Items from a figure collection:
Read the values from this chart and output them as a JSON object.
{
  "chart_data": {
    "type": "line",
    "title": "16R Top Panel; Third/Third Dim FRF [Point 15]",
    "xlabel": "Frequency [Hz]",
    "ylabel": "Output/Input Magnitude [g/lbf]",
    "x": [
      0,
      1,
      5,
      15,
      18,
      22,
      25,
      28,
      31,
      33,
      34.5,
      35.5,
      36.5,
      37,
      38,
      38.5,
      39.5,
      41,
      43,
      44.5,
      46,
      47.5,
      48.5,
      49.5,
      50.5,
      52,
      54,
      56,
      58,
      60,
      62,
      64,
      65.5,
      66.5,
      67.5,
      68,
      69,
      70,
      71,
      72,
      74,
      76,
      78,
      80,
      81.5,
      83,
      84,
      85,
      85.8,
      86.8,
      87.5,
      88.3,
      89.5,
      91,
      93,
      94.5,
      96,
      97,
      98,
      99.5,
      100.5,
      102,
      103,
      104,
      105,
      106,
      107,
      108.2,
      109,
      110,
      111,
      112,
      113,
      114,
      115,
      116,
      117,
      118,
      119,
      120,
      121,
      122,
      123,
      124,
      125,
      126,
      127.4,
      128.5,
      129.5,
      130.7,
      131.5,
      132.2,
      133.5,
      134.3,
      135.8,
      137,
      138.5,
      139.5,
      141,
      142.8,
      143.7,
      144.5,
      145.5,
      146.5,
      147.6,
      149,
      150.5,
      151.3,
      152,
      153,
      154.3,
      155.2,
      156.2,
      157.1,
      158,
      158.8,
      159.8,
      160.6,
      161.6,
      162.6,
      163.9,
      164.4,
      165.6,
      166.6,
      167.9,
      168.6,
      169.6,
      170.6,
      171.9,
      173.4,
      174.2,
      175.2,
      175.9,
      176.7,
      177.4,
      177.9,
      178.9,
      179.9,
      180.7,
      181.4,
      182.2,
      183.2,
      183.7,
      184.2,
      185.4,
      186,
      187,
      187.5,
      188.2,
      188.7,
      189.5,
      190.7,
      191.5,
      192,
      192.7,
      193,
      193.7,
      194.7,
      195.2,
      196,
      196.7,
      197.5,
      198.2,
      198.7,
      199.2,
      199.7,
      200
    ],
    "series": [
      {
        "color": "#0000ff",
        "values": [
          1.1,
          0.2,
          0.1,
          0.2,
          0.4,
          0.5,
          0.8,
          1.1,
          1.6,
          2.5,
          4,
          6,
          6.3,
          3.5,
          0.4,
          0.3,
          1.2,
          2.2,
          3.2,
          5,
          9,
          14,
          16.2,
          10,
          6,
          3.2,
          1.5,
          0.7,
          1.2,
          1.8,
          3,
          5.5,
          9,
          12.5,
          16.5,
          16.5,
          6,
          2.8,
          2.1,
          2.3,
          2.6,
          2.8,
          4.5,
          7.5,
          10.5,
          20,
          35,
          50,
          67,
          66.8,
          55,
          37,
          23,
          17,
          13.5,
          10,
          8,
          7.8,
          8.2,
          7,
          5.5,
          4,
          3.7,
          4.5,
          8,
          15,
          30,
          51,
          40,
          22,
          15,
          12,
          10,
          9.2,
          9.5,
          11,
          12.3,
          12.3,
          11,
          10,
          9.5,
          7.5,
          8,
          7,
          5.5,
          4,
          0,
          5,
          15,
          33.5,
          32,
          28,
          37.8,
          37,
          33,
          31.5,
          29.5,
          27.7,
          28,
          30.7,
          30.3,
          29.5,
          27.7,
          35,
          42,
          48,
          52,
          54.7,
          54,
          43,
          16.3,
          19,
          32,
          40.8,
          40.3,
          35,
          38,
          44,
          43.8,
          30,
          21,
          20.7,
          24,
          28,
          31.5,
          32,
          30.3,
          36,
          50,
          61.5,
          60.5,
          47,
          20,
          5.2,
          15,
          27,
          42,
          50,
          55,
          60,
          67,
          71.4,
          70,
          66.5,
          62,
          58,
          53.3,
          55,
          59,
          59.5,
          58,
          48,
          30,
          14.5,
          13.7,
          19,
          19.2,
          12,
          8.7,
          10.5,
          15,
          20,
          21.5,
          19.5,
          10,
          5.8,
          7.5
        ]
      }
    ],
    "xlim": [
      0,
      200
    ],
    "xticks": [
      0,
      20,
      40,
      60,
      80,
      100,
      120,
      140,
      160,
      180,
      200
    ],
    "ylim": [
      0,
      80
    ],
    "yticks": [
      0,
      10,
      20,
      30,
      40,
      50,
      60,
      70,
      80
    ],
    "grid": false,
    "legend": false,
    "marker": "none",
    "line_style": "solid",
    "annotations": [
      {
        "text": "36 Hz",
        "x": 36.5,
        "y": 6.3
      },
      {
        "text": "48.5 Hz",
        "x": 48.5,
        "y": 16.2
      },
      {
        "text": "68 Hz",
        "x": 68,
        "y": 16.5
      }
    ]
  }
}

• Description of the task: Retype the material in full, character for character.

• Task result:
Read the values from this chart and output them as a JSON object.
{
  "chart_data": {
    "type": "line",
    "title": "16R Top Panel; Third/Third Dim FRF [Point 15]",
    "xlabel": "Frequency [Hz]",
    "ylabel": "Output/Input Magnitude [g/lbf]",
    "x": [
      0,
      1,
      5,
      15,
      18,
      22,
      25,
      28,
      31,
      33,
      34.5,
      35.5,
      36.5,
      37,
      38,
      38.5,
      39.5,
      41,
      43,
      44.5,
      46,
      47.5,
      48.5,
      49.5,
      50.5,
      52,
      54,
      56,
      58,
      60,
      62,
      64,
      65.5,
      66.5,
      67.5,
      68,
      69,
      70,
      71,
      72,
      74,
      76,
      78,
      80,
      81.5,
      83,
      84,
      85,
      85.8,
      86.8,
      87.5,
      88.3,
      89.5,
      91,
      93,
      94.5,
      96,
      97,
      98,
      99.5,
      100.5,
      102,
      103,
      104,
      105,
      106,
      107,
      108.2,
      109,
      110,
      111,
      112,
      113,
      114,
      115,
      116,
      117,
      118,
      119,
      120,
      121,
      122,
      123,
      124,
      125,
      126,
      127.4,
      128.5,
      129.5,
      130.7,
      131.5,
      132.2,
      133.5,
      134.3,
      135.8,
      137,
      138.5,
      139.5,
      141,
      142.8,
      143.7,
      144.5,
      145.5,
      146.5,
      147.6,
      149,
      150.5,
      151.3,
      152,
      153,
      154.3,
      155.2,
      156.2,
      157.1,
      158,
      158.8,
      159.8,
      160.6,
      161.6,
      162.6,
      163.9,
      164.4,
      165.6,
      166.6,
      167.9,
      168.6,
      169.6,
      170.6,
      171.9,
      173.4,
      174.2,
      175.2,
      175.9,
      176.7,
      177.4,
      177.9,
      178.9,
      179.9,
      180.7,
      181.4,
      182.2,
      183.2,
      183.7,
      184.2,
      185.4,
      186,
      187,
      187.5,
      188.2,
      188.7,
      189.5,
      190.7,
      191.5,
      192,
      192.7,
      193,
      193.7,
      194.7,
      195.2,
      196,
      196.7,
      197.5,
      198.2,
      198.7,
      199.2,
      199.7,
      200
    ],
    "series": [
      {
        "color": "#0000ff",
        "values": [
          1.1,
          0.2,
          0.1,
          0.2,
          0.4,
          0.5,
          0.8,
          1.1,
          1.6,
          2.5,
          4,
          6,
          6.3,
          3.5,
          0.4,
          0.3,
          1.2,
          2.2,
          3.2,
          5,
          9,
          14,
          16.2,
          10,
          6,
          3.2,
          1.5,
          0.7,
          1.2,
          1.8,
          3,
          5.5,
          9,
          12.5,
          16.5,
          16.5,
          6,
          2.8,
          2.1,
          2.3,
          2.6,
          2.8,
          4.5,
          7.5,
          10.5,
          20,
          35,
          50,
          67,
          66.8,
          55,
          37,
          23,
          17,
          13.5,
          10,
          8,
          7.8,
          8.2,
          7,
          5.5,
          4,
          3.7,
          4.5,
          8,
          15,
          30,
          51,
          40,
          22,
          15,
          12,
          10,
          9.2,
          9.5,
          11,
          12.3,
          12.3,
          11,
          10,
          9.5,
          7.5,
          8,
          7,
          5.5,
          4,
          0,
          5,
          15,
          33.5,
          32,
          28,
          37.8,
          37,
          33,
          31.5,
          29.5,
          27.7,
          28,
          30.7,
          30.3,
          29.5,
          27.7,
          35,
          42,
          48,
          52,
          54.7,
          54,
          43,
          16.3,
          19,
          32,
          40.8,
          40.3,
          35,
          38,
          44,
          43.8,
          30,
          21,
          20.7,
          24,
          28,
          31.5,
          32,
          30.3,
          36,
          50,
          61.5,
          60.5,
          47,
          20,
          5.2,
          15,
          27,
          42,
          50,
          55,
          60,
          67,
          71.4,
          70,
          66.5,
          62,
          58,
          53.3,
          55,
          59,
          59.5,
          58,
          48,
          30,
          14.5,
          13.7,
          19,
          19.2,
          12,
          8.7,
          10.5,
          15,
          20,
          21.5,
          19.5,
          10,
          5.8,
          7.5
        ]
      }
    ],
    "xlim": [
      0,
      200
    ],
    "xticks": [
      0,
      20,
      40,
      60,
      80,
      100,
      120,
      140,
      160,
      180,
      200
    ],
    "ylim": [
      0,
      80
    ],
    "yticks": [
      0,
      10,
      20,
      30,
      40,
      50,
      60,
      70,
      80
    ],
    "grid": false,
    "legend": false,
    "marker": "none",
    "line_style": "solid",
    "annotations": [
      {
        "text": "36 Hz",
        "x": 36.5,
        "y": 6.3
      },
      {
        "text": "48.5 Hz",
        "x": 48.5,
        "y": 16.2
      },
      {
        "text": "68 Hz",
        "x": 68,
        "y": 16.5
      }
    ]
  }
}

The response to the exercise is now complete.